==== INPUT MATERIAL ====

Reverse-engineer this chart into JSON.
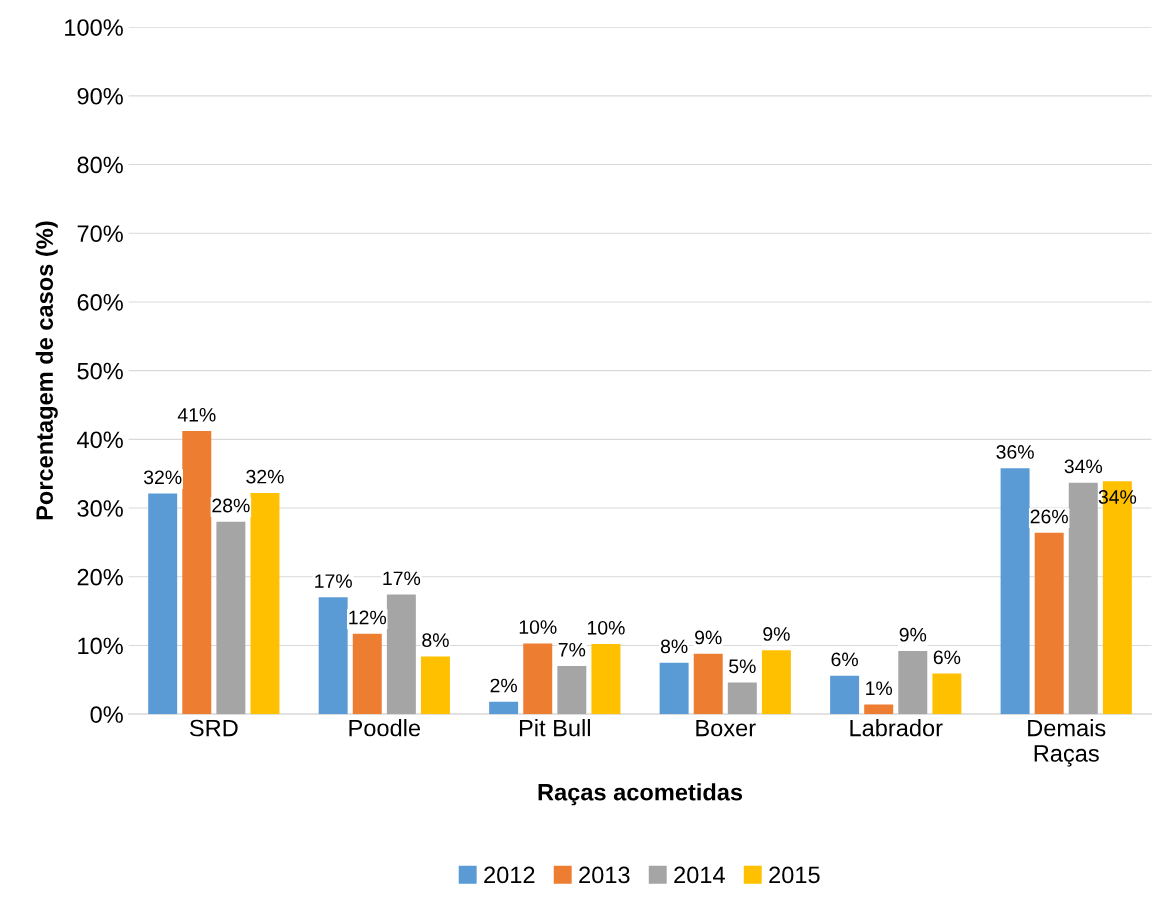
{
  "chart_data": {
    "type": "bar",
    "xlabel": "Raças acometidas",
    "ylabel": "Porcentagem de casos (%)",
    "categories": [
      "SRD",
      "Poodle",
      "Pit Bull",
      "Boxer",
      "Labrador",
      "Demais\nRaças"
    ],
    "series": [
      {
        "name": "2012",
        "color": "#5b9bd5",
        "values": [
          32.1,
          17,
          1.8,
          7.5,
          5.6,
          35.8
        ],
        "value_labels": [
          "32%",
          "17%",
          "2%",
          "8%",
          "6%",
          "36%"
        ]
      },
      {
        "name": "2013",
        "color": "#ed7d31",
        "values": [
          41.2,
          11.7,
          10.3,
          8.8,
          1.4,
          26.4
        ],
        "value_labels": [
          "41%",
          "12%",
          "10%",
          "9%",
          "1%",
          "26%"
        ]
      },
      {
        "name": "2014",
        "color": "#a5a5a5",
        "values": [
          28,
          17.4,
          7,
          4.6,
          9.2,
          33.7
        ],
        "value_labels": [
          "28%",
          "17%",
          "7%",
          "5%",
          "9%",
          "34%"
        ]
      },
      {
        "name": "2015",
        "color": "#ffc000",
        "values": [
          32.2,
          8.4,
          10.2,
          9.3,
          5.9,
          33.9
        ],
        "value_labels": [
          "32%",
          "8%",
          "10%",
          "9%",
          "6%",
          "34%"
        ]
      }
    ],
    "ylim": [
      0,
      100
    ],
    "yticks": [
      {
        "value": 0,
        "label": "0%"
      },
      {
        "value": 10,
        "label": "10%"
      },
      {
        "value": 20,
        "label": "20%"
      },
      {
        "value": 30,
        "label": "30%"
      },
      {
        "value": 40,
        "label": "40%"
      },
      {
        "value": 50,
        "label": "50%"
      },
      {
        "value": 60,
        "label": "60%"
      },
      {
        "value": 70,
        "label": "70%"
      },
      {
        "value": 80,
        "label": "80%"
      },
      {
        "value": 90,
        "label": "90%"
      },
      {
        "value": 100,
        "label": "100%"
      }
    ],
    "grid": "y",
    "legend": "bottom"
  }
}
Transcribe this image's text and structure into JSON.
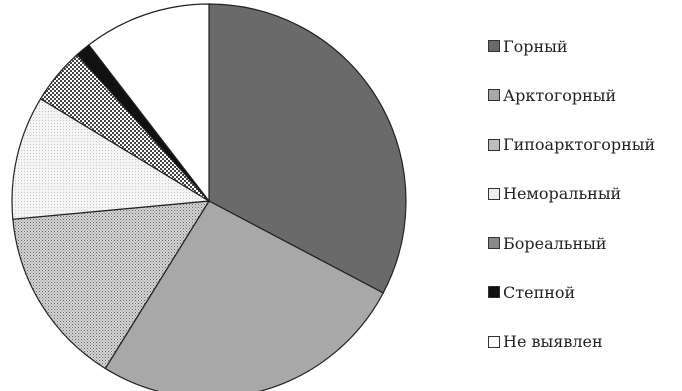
{
  "chart_data": {
    "type": "pie",
    "title": "",
    "legend_position": "right",
    "slices": [
      {
        "label": "Горный",
        "value": 34.5,
        "color": "#6a6a6a",
        "pattern": "solid"
      },
      {
        "label": "Арктогорный",
        "value": 27.5,
        "color": "#a8a8a8",
        "pattern": "solid"
      },
      {
        "label": "Гипоарктогорный",
        "value": 15.5,
        "color": "#bdbdbd",
        "pattern": "fine-dots"
      },
      {
        "label": "Неморальный",
        "value": 10.7,
        "color": "#eeeeee",
        "pattern": "light"
      },
      {
        "label": "Бореальный",
        "value": 4.9,
        "color": "#8a8a8a",
        "pattern": "checker"
      },
      {
        "label": "Степной",
        "value": 1.3,
        "color": "#111111",
        "pattern": "solid"
      },
      {
        "label": "Не выявлен",
        "value": 11.0,
        "color": "#ffffff",
        "pattern": "solid"
      }
    ]
  }
}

====

STATED GOAL: Look through the entries and find each line that has the string "into". Copy those lines.

WRITTEN REPLY:
Reverse-engineer this chart into JSON.
Transcribe this image's text and structure into JSON.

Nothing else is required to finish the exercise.